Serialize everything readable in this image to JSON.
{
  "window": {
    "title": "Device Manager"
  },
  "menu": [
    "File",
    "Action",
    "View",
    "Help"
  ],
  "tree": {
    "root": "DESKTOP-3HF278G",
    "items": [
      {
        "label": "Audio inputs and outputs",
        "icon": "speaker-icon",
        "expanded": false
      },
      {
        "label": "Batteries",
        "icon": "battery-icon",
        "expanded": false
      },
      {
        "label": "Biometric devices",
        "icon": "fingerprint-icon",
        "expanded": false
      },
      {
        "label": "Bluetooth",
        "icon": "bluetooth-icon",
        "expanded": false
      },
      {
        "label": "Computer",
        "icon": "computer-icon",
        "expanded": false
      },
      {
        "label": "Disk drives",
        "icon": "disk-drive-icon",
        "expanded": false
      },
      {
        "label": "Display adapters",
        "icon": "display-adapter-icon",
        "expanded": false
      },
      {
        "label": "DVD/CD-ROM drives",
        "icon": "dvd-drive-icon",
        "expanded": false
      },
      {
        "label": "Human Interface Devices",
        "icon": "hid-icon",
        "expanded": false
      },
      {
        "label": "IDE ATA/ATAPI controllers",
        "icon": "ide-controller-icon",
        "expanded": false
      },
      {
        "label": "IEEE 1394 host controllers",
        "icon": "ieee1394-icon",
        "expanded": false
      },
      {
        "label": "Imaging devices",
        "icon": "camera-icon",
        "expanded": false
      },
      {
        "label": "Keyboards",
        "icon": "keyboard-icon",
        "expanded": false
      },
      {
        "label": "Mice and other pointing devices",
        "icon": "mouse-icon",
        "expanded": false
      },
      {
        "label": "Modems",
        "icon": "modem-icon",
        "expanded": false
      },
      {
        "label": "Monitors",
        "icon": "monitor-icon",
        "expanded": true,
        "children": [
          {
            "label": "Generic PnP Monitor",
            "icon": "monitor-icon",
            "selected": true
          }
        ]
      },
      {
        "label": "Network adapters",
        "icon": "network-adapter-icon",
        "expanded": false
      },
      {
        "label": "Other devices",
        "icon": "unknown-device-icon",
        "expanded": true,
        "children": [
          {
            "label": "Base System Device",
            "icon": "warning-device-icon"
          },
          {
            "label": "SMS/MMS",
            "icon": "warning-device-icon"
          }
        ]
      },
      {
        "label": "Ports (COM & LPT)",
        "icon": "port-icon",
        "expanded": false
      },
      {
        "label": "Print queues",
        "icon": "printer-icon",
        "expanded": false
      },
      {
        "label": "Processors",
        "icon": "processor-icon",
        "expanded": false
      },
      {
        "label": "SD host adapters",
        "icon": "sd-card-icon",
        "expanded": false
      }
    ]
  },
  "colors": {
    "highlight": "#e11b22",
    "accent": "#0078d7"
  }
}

STATED PROBLEM:
Your task is to transcribe the material exactly.

REPLY TO THE EXERCISE:
Serialize everything readable in this image to JSON.
{
  "window": {
    "title": "Device Manager"
  },
  "menu": [
    "File",
    "Action",
    "View",
    "Help"
  ],
  "tree": {
    "root": "DESKTOP-3HF278G",
    "items": [
      {
        "label": "Audio inputs and outputs",
        "icon": "speaker-icon",
        "expanded": false
      },
      {
        "label": "Batteries",
        "icon": "battery-icon",
        "expanded": false
      },
      {
        "label": "Biometric devices",
        "icon": "fingerprint-icon",
        "expanded": false
      },
      {
        "label": "Bluetooth",
        "icon": "bluetooth-icon",
        "expanded": false
      },
      {
        "label": "Computer",
        "icon": "computer-icon",
        "expanded": false
      },
      {
        "label": "Disk drives",
        "icon": "disk-drive-icon",
        "expanded": false
      },
      {
        "label": "Display adapters",
        "icon": "display-adapter-icon",
        "expanded": false
      },
      {
        "label": "DVD/CD-ROM drives",
        "icon": "dvd-drive-icon",
        "expanded": false
      },
      {
        "label": "Human Interface Devices",
        "icon": "hid-icon",
        "expanded": false
      },
      {
        "label": "IDE ATA/ATAPI controllers",
        "icon": "ide-controller-icon",
        "expanded": false
      },
      {
        "label": "IEEE 1394 host controllers",
        "icon": "ieee1394-icon",
        "expanded": false
      },
      {
        "label": "Imaging devices",
        "icon": "camera-icon",
        "expanded": false
      },
      {
        "label": "Keyboards",
        "icon": "keyboard-icon",
        "expanded": false
      },
      {
        "label": "Mice and other pointing devices",
        "icon": "mouse-icon",
        "expanded": false
      },
      {
        "label": "Modems",
        "icon": "modem-icon",
        "expanded": false
      },
      {
        "label": "Monitors",
        "icon": "monitor-icon",
        "expanded": true,
        "children": [
          {
            "label": "Generic PnP Monitor",
            "icon": "monitor-icon",
            "selected": true
          }
        ]
      },
      {
        "label": "Network adapters",
        "icon": "network-adapter-icon",
        "expanded": false
      },
      {
        "label": "Other devices",
        "icon": "unknown-device-icon",
        "expanded": true,
        "children": [
          {
            "label": "Base System Device",
            "icon": "warning-device-icon"
          },
          {
            "label": "SMS/MMS",
            "icon": "warning-device-icon"
          }
        ]
      },
      {
        "label": "Ports (COM & LPT)",
        "icon": "port-icon",
        "expanded": false
      },
      {
        "label": "Print queues",
        "icon": "printer-icon",
        "expanded": false
      },
      {
        "label": "Processors",
        "icon": "processor-icon",
        "expanded": false
      },
      {
        "label": "SD host adapters",
        "icon": "sd-card-icon",
        "expanded": false
      }
    ]
  },
  "colors": {
    "highlight": "#e11b22",
    "accent": "#0078d7"
  }
}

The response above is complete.